**INPUT MATERIAL:**

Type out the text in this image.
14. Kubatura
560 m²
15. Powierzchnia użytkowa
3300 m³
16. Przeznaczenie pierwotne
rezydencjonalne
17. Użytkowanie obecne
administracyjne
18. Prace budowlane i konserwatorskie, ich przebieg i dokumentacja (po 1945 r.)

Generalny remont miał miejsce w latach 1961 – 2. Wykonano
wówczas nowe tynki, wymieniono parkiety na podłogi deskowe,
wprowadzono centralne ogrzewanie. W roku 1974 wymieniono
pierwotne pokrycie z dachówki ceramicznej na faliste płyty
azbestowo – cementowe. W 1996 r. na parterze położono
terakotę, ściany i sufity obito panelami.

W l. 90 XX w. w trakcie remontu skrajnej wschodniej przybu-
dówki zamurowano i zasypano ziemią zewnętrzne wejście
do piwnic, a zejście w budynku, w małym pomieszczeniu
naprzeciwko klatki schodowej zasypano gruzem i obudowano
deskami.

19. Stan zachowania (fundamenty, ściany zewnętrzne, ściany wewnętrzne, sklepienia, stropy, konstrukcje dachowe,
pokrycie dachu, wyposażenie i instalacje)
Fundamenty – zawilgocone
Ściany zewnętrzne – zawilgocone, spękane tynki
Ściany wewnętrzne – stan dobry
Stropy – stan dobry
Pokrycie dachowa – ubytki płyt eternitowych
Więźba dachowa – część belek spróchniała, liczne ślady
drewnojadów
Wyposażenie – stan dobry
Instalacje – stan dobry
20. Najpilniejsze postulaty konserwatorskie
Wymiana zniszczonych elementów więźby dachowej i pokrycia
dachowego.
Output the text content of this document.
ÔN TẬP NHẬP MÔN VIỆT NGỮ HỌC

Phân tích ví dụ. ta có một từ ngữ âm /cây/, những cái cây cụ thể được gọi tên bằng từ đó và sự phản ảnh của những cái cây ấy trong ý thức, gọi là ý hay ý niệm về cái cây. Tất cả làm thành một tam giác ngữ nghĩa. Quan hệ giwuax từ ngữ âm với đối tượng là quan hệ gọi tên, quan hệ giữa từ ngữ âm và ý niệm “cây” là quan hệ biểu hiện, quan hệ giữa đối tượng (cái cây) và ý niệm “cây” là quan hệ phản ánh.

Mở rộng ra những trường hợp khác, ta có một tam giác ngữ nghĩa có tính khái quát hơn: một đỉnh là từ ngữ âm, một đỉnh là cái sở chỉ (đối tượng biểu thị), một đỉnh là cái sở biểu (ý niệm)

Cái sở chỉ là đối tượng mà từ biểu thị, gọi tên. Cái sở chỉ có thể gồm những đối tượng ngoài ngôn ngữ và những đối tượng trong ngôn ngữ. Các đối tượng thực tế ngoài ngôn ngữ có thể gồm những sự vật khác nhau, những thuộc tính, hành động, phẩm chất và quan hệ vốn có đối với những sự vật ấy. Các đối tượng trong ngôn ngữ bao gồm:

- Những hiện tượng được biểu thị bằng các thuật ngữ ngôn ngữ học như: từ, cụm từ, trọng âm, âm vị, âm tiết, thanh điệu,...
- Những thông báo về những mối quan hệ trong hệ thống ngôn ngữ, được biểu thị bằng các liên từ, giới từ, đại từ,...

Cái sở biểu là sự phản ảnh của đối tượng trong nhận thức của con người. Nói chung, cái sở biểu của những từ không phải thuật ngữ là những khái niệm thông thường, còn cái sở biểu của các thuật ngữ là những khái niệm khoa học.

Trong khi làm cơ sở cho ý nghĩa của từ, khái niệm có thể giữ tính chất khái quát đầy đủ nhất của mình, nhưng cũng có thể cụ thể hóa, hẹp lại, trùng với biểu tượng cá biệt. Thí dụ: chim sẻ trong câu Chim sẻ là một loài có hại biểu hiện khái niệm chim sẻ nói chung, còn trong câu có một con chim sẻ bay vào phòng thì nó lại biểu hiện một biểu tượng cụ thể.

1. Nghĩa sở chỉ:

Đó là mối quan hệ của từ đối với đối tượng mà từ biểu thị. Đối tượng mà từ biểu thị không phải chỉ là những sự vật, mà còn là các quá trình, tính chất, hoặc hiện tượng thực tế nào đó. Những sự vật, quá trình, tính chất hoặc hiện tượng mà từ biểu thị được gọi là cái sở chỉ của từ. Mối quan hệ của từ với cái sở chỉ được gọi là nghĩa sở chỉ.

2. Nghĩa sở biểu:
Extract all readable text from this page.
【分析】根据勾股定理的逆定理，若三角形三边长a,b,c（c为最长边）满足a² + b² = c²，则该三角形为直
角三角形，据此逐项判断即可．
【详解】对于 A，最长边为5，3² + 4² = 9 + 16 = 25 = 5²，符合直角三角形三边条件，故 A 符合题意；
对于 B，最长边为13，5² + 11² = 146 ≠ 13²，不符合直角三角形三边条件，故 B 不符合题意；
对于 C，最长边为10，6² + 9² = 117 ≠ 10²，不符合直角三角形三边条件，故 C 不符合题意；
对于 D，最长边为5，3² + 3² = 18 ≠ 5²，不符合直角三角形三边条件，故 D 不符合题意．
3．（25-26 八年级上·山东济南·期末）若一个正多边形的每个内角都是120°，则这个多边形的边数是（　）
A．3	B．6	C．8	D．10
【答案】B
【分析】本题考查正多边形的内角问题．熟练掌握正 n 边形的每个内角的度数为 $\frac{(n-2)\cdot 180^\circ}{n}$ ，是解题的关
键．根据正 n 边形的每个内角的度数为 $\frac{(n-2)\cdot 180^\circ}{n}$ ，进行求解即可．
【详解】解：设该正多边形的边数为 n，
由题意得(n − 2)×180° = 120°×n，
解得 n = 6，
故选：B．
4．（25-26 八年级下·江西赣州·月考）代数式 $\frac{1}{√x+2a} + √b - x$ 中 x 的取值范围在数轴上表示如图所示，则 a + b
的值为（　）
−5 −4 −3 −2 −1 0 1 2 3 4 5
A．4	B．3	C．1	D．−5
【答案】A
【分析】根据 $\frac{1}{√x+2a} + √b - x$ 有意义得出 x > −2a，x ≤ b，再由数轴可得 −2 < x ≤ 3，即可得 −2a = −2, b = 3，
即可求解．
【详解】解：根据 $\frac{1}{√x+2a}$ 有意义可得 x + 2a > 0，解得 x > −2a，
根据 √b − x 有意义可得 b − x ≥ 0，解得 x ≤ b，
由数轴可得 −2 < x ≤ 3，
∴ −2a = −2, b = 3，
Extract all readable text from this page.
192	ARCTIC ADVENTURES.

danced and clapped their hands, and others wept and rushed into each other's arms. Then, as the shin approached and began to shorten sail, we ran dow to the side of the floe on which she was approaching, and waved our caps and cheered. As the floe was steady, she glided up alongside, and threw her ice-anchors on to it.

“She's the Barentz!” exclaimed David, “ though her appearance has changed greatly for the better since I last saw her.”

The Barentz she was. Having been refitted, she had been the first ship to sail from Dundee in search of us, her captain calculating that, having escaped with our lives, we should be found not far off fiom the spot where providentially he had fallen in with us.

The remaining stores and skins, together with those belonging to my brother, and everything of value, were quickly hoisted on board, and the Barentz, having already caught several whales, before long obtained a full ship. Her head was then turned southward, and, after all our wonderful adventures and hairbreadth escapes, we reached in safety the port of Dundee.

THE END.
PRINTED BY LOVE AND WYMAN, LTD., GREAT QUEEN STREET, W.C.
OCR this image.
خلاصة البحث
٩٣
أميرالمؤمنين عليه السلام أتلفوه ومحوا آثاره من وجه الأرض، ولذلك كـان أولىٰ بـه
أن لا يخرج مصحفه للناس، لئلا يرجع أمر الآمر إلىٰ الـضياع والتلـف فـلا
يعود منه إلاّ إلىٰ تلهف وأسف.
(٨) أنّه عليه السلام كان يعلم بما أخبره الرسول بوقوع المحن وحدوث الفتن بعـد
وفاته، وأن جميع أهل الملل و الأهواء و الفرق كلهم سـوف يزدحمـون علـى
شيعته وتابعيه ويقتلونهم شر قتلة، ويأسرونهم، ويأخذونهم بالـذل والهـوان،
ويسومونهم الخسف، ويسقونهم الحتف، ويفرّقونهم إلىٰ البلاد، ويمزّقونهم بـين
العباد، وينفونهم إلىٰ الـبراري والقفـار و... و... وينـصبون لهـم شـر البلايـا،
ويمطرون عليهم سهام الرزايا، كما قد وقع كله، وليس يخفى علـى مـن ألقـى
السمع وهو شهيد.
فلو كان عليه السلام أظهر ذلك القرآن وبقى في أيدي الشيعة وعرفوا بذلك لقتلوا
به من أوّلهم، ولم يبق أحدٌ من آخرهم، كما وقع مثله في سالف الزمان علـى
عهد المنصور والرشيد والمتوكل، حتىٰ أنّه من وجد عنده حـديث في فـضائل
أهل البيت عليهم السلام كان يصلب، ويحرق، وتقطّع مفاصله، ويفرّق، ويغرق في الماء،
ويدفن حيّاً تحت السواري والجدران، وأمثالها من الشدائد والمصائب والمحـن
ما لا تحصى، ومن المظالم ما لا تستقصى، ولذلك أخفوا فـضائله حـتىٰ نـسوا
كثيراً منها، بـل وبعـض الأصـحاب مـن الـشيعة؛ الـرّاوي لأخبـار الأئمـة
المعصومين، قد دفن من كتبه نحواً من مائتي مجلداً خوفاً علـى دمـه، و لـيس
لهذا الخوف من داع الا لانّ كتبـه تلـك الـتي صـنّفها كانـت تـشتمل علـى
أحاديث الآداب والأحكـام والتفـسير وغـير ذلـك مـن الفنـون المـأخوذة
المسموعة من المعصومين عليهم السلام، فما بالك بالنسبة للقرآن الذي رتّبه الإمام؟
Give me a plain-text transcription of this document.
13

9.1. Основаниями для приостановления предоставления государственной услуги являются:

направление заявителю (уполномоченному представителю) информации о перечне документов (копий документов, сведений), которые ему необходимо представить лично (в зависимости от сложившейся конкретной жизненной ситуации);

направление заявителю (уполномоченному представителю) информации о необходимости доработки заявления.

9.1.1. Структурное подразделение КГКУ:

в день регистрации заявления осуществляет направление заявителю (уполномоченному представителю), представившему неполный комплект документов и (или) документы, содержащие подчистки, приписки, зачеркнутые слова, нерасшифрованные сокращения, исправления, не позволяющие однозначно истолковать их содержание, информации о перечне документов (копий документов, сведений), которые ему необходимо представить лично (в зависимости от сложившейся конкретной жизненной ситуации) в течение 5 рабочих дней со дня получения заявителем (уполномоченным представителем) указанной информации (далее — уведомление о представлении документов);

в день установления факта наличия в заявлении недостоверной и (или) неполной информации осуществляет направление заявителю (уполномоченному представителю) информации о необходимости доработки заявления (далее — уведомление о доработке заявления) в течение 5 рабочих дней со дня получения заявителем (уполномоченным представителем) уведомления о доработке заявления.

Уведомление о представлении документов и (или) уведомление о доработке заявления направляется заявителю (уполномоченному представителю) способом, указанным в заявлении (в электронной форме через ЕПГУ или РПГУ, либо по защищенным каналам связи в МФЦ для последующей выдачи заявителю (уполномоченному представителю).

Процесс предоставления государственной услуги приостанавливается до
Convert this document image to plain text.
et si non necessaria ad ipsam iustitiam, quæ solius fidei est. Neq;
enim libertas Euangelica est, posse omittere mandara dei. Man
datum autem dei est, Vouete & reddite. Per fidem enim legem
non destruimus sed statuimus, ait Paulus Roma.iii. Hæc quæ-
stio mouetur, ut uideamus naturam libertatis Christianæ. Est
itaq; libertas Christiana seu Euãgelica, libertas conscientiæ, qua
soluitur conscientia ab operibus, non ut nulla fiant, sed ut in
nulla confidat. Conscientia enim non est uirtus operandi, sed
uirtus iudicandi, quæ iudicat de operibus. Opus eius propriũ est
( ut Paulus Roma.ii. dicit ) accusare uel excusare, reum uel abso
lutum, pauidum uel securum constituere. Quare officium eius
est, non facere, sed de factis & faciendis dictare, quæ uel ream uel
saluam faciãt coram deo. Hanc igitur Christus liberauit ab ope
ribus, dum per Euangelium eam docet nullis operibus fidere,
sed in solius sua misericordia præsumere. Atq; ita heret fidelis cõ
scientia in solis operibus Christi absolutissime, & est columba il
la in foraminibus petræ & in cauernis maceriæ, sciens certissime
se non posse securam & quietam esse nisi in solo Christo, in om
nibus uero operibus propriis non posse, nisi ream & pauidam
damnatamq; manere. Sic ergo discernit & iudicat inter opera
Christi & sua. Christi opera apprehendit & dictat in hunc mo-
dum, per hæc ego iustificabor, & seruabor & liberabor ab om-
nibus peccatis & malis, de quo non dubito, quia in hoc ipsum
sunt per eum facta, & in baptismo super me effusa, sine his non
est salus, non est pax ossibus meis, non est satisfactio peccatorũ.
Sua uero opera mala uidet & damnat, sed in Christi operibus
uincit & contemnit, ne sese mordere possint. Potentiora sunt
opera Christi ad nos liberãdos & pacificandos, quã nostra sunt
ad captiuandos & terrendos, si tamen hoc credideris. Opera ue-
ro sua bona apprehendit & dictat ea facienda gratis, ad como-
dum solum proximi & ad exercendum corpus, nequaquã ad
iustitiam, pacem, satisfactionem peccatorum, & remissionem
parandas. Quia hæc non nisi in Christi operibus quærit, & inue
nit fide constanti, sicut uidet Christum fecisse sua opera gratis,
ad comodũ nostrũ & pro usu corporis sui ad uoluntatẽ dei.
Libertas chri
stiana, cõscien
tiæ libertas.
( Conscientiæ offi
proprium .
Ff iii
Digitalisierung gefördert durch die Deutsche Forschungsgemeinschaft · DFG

**CHALLENGE:** Count all lines of the data that include "المعصومين". The answer is the number alone.

**SOLVED EXERCISE:** 2